Your task
Using the listing below, report all lines holding the word "definitive".

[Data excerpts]

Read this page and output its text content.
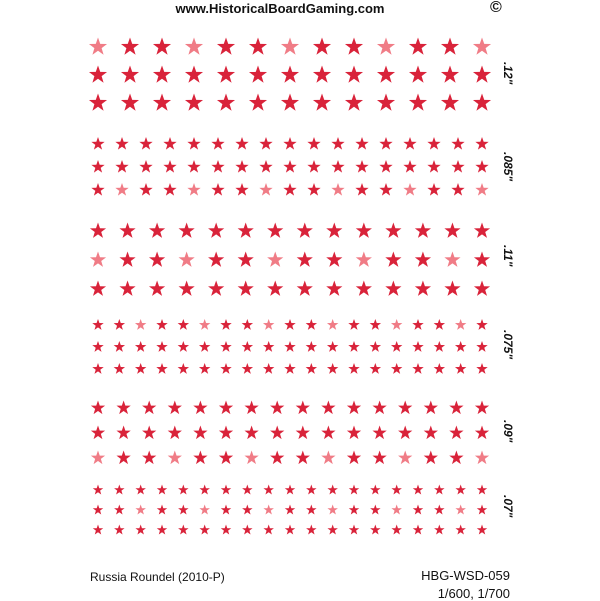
www.HistoricalBoardGaming.com	©
.12"
.085"
.11"
.075"
.09"
.07"
Russia Roundel (2010-P)	HBG-WSD-059
1/600, 1/700
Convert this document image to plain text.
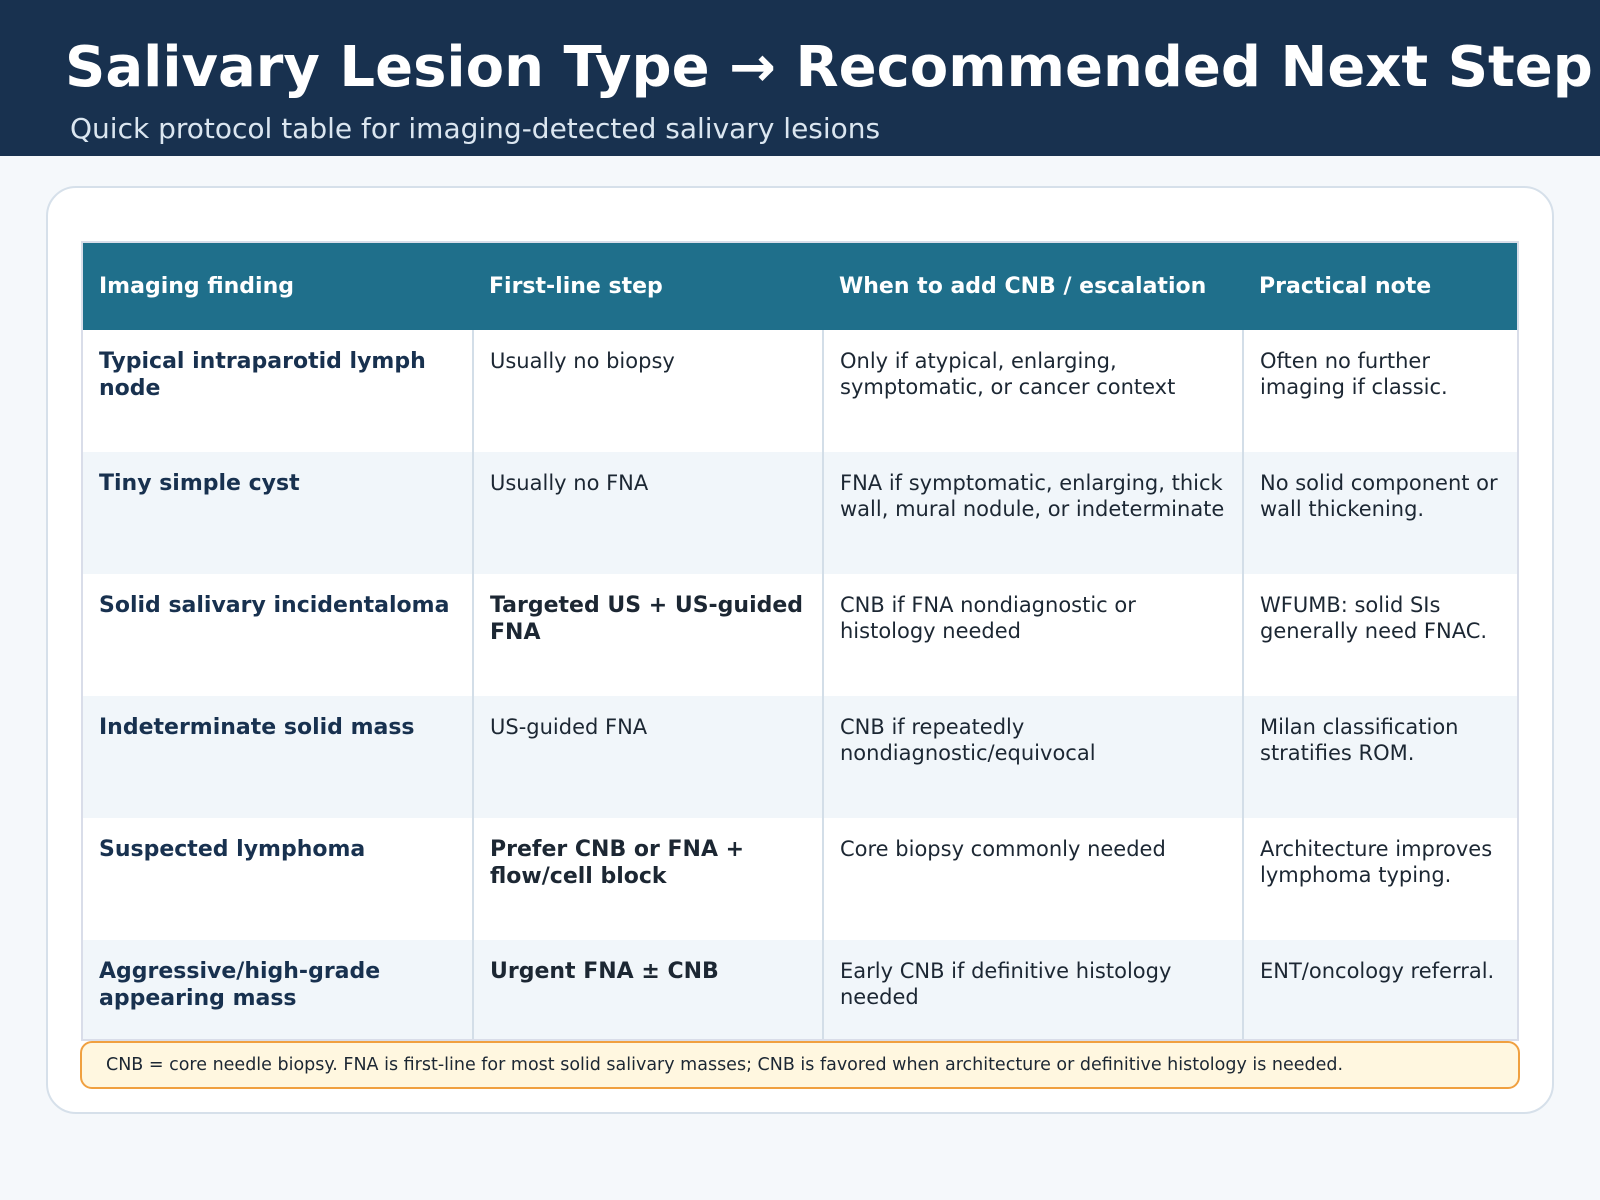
Salivary Lesion Type → Recommended Next Step

Quick protocol table for imaging-detected salivary lesions

Imaging finding	First-line step	When to add CNB / escalation	Practical note
Typical intraparotid lymph node	Usually no biopsy	Only if atypical, enlarging, symptomatic, or cancer context	Often no further imaging if classic.
Tiny simple cyst	Usually no FNA	FNA if symptomatic, enlarging, thick wall, mural nodule, or indeterminate	No solid component or wall thickening.
Solid salivary incidentaloma	Targeted US + US-guided FNA	CNB if FNA nondiagnostic or histology needed	WFUMB: solid SIs generally need FNAC.
Indeterminate solid mass	US-guided FNA	CNB if repeatedly nondiagnostic/equivocal	Milan classification stratifies ROM.
Suspected lymphoma	Prefer CNB or FNA + flow/cell block	Core biopsy commonly needed	Architecture improves lymphoma typing.
Aggressive/high-grade appearing mass	Urgent FNA ± CNB	Early CNB if definitive histology needed	ENT/oncology referral.
CNB = core needle biopsy. FNA is first-line for most solid salivary masses; CNB is favored when architecture or definitive histology is needed.
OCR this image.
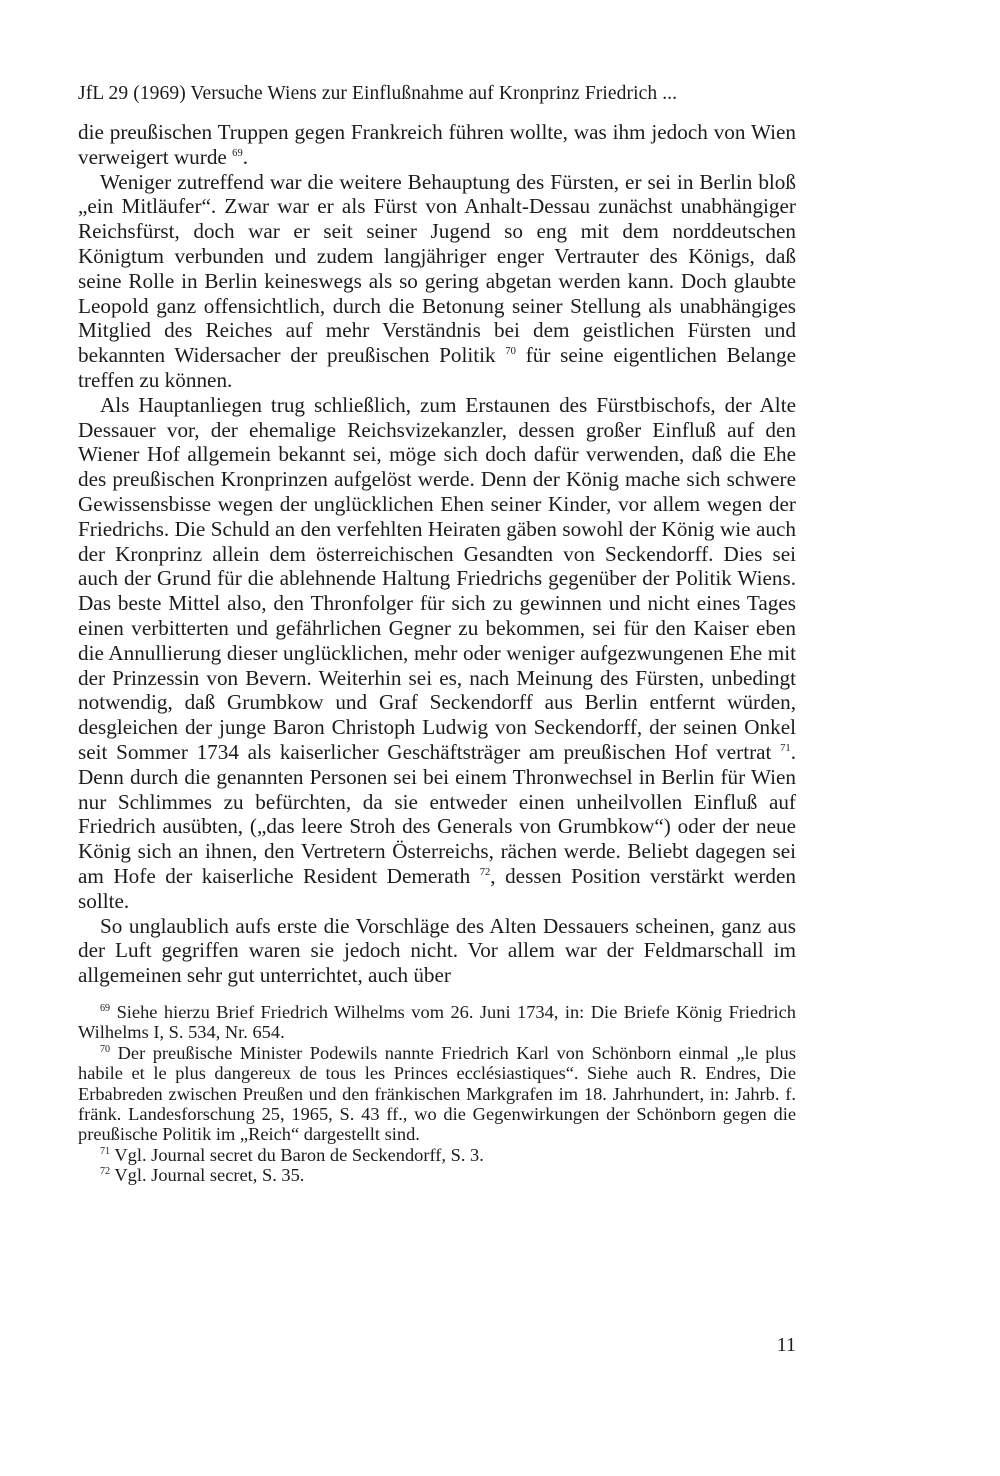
JfL 29 (1969) Versuche Wiens zur Einflußnahme auf Kronprinz Friedrich ...

die preußischen Truppen gegen Frankreich führen wollte, was ihm jedoch von Wien verweigert wurde $^{69}$.

Weniger zutreffend war die weitere Behauptung des Fürsten, er sei in Berlin bloß „ein Mitläufer“. Zwar war er als Fürst von Anhalt-Dessau zunächst unabhängiger Reichsfürst, doch war er seit seiner Jugend so eng mit dem norddeutschen Königtum verbunden und zudem langjähriger enger Vertrauter des Königs, daß seine Rolle in Berlin keineswegs als so gering abgetan werden kann. Doch glaubte Leopold ganz offensichtlich, durch die Betonung seiner Stellung als unabhängiges Mitglied des Reiches auf mehr Verständnis bei dem geistlichen Fürsten und bekannten Widersacher der preußischen Politik $^{70}$ für seine eigentlichen Belange treffen zu können.

Als Hauptanliegen trug schließlich, zum Erstaunen des Fürstbischofs, der Alte Dessauer vor, der ehemalige Reichsvizekanzler, dessen großer Einfluß auf den Wiener Hof allgemein bekannt sei, möge sich doch dafür verwenden, daß die Ehe des preußischen Kronprinzen aufgelöst werde. Denn der König mache sich schwere Gewissensbisse wegen der unglücklichen Ehen seiner Kinder, vor allem wegen der Friedrichs. Die Schuld an den verfehlten Heiraten gäben sowohl der König wie auch der Kronprinz allein dem österreichischen Gesandten von Seckendorff. Dies sei auch der Grund für die ablehnende Haltung Friedrichs gegenüber der Politik Wiens. Das beste Mittel also, den Thronfolger für sich zu gewinnen und nicht eines Tages einen verbitterten und gefährlichen Gegner zu bekommen, sei für den Kaiser eben die Annullierung dieser unglücklichen, mehr oder weniger aufgezwungenen Ehe mit der Prinzessin von Bevern. Weiterhin sei es, nach Meinung des Fürsten, unbedingt notwendig, daß Grumbkow und Graf Seckendorff aus Berlin entfernt würden, desgleichen der junge Baron Christoph Ludwig von Seckendorff, der seinen Onkel seit Sommer 1734 als kaiserlicher Geschäftsträger am preußischen Hof vertrat $^{71}$. Denn durch die genannten Personen sei bei einem Thronwechsel in Berlin für Wien nur Schlimmes zu befürchten, da sie entweder einen unheilvollen Einfluß auf Friedrich ausübten, („das leere Stroh des Generals von Grumbkow“) oder der neue König sich an ihnen, den Vertretern Österreichs, rächen werde. Beliebt dagegen sei am Hofe der kaiserliche Resident Demerath $^{72}$, dessen Position verstärkt werden sollte.

So unglaublich aufs erste die Vorschläge des Alten Dessauers scheinen, ganz aus der Luft gegriffen waren sie jedoch nicht. Vor allem war der Feldmarschall im allgemeinen sehr gut unterrichtet, auch über

$^{69}$ Siehe hierzu Brief Friedrich Wilhelms vom 26. Juni 1734, in: Die Briefe König Friedrich Wilhelms I, S. 534, Nr. 654.

$^{70}$ Der preußische Minister Podewils nannte Friedrich Karl von Schönborn einmal „le plus habile et le plus dangereux de tous les Princes ecclésiastiques“. Siehe auch R. Endres, Die Erbabreden zwischen Preußen und den fränkischen Markgrafen im 18. Jahrhundert, in: Jahrb. f. fränk. Landesforschung 25, 1965, S. 43 ff., wo die Gegenwirkungen der Schönborn gegen die preußische Politik im „Reich“ dargestellt sind.

$^{71}$ Vgl. Journal secret du Baron de Seckendorff, S. 3.

$^{72}$ Vgl. Journal secret, S. 35.

11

The answer
Aggressive/high-grade appearing mass	Urgent FNA ± CNB	Early CNB if definitive histology needed	ENT/oncology referral.
CNB = core needle biopsy. FNA is first-line for most solid salivary masses; CNB is favored when architecture or definitive histology is needed.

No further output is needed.